Challenge »
An exact reproduction of the records is required, with all images left out.

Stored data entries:
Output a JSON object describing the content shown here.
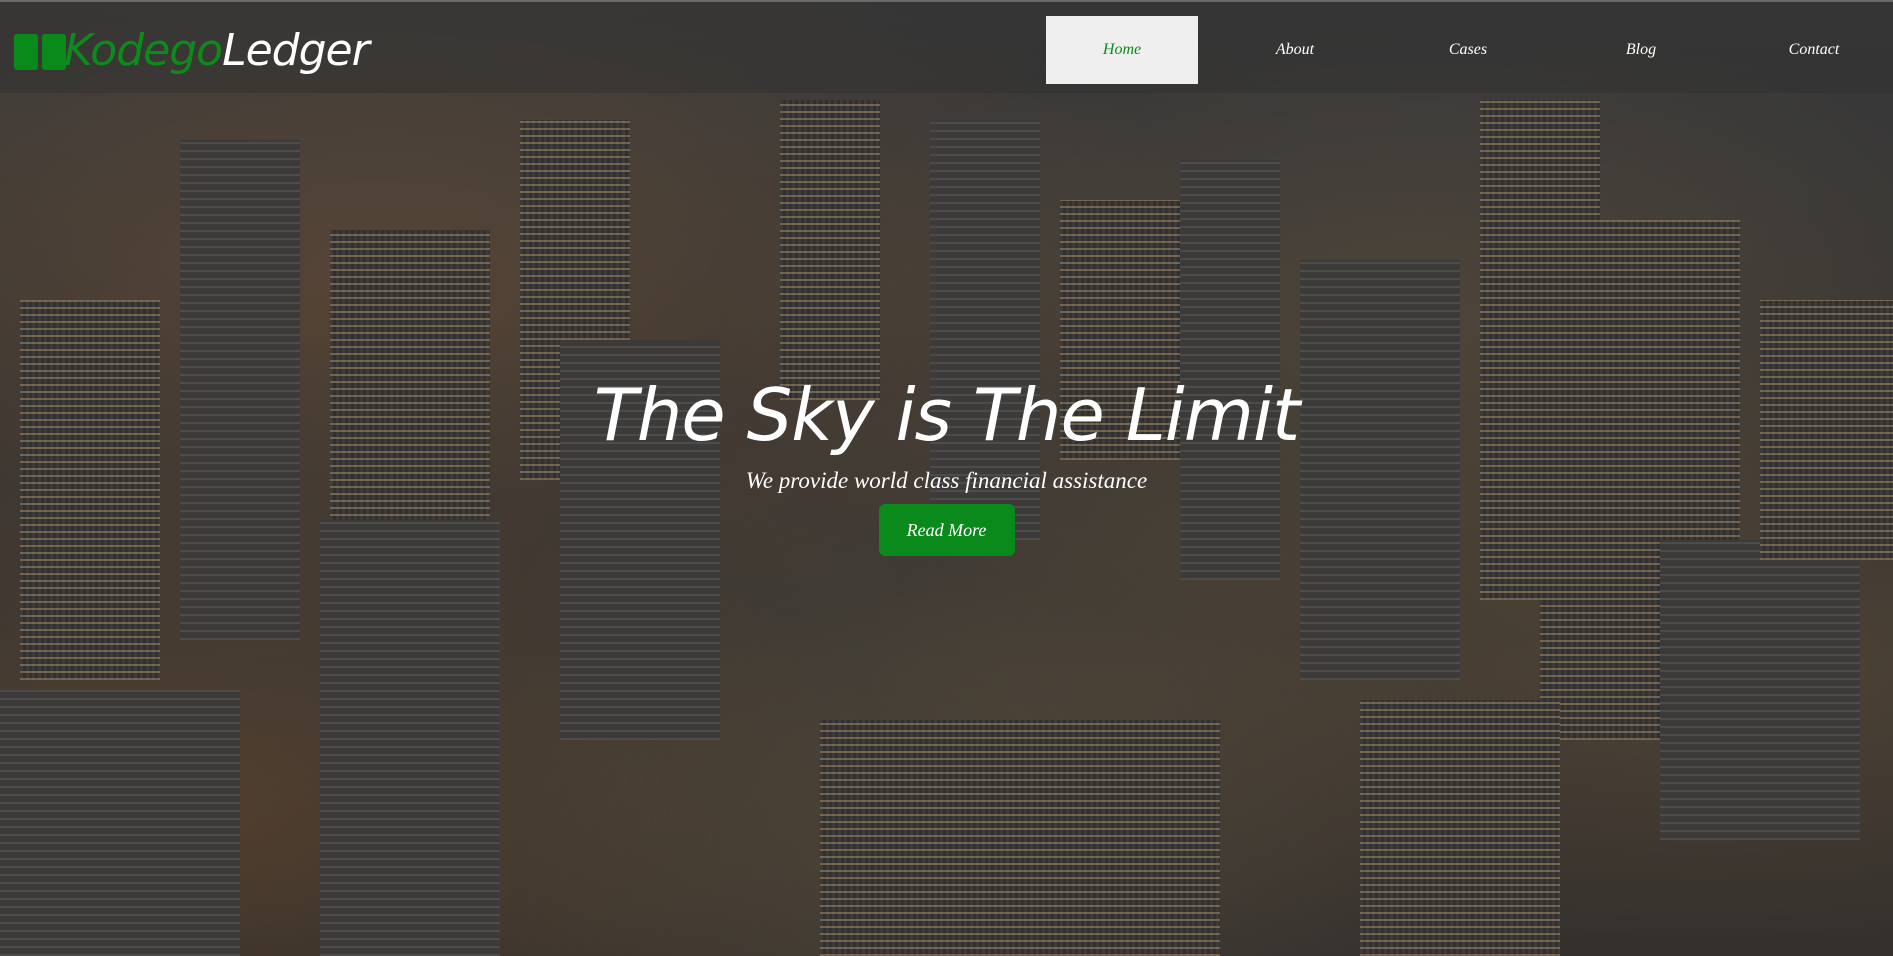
{
  "brand": {
    "name_part1": "Kodego",
    "name_part2": "Ledger",
    "accent_color": "#0c8a1c"
  },
  "nav": {
    "items": [
      {
        "label": "Home",
        "active": true
      },
      {
        "label": "About",
        "active": false
      },
      {
        "label": "Cases",
        "active": false
      },
      {
        "label": "Blog",
        "active": false
      },
      {
        "label": "Contact",
        "active": false
      }
    ]
  },
  "hero": {
    "title": "The Sky is The Limit",
    "subtitle": "We provide world class financial assistance",
    "cta_label": "Read More",
    "background": "night city skyline aerial"
  }
}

Full response »
Output a JSON object describing the content shown here.
{
  "brand": {
    "name_part1": "Kodego",
    "name_part2": "Ledger",
    "accent_color": "#0c8a1c"
  },
  "nav": {
    "items": [
      {
        "label": "Home",
        "active": true
      },
      {
        "label": "About",
        "active": false
      },
      {
        "label": "Cases",
        "active": false
      },
      {
        "label": "Blog",
        "active": false
      },
      {
        "label": "Contact",
        "active": false
      }
    ]
  },
  "hero": {
    "title": "The Sky is The Limit",
    "subtitle": "We provide world class financial assistance",
    "cta_label": "Read More",
    "background": "night city skyline aerial"
  }
}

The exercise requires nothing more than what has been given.